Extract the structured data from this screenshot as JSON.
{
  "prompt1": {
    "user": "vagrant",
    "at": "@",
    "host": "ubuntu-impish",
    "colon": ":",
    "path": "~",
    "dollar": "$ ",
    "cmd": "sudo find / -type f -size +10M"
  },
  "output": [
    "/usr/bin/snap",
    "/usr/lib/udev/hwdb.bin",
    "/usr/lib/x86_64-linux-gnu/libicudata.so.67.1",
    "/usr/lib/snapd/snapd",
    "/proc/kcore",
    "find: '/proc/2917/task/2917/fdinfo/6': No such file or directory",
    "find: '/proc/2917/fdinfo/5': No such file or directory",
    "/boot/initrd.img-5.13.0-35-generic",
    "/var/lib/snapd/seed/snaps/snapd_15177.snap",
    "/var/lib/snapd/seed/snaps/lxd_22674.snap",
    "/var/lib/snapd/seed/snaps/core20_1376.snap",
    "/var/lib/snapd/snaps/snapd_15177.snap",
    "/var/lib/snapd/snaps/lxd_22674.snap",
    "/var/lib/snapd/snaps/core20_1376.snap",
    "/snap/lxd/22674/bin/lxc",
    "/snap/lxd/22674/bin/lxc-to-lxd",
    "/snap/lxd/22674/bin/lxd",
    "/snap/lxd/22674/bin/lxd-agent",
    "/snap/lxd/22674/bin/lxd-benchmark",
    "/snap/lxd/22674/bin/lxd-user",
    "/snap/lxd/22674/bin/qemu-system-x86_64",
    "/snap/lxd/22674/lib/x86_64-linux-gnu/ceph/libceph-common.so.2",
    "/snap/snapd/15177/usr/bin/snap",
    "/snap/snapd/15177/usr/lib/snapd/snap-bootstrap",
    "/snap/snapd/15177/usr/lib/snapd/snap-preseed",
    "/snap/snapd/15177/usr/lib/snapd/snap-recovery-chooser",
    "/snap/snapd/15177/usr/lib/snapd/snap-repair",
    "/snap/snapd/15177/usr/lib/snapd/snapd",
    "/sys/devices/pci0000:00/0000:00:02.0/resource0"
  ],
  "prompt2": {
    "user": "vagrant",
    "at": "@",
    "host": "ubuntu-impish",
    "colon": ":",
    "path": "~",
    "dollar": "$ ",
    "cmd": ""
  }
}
◆ ◆ ◆
**THE PROBLEM**
Search the entries for the word "linux" and pick out every line that holds it.

**ANSWER TO THIS PROBLEM**
    "/usr/lib/x86_64-linux-gnu/libicudata.so.67.1",
    "/snap/lxd/22674/lib/x86_64-linux-gnu/ceph/libceph-common.so.2",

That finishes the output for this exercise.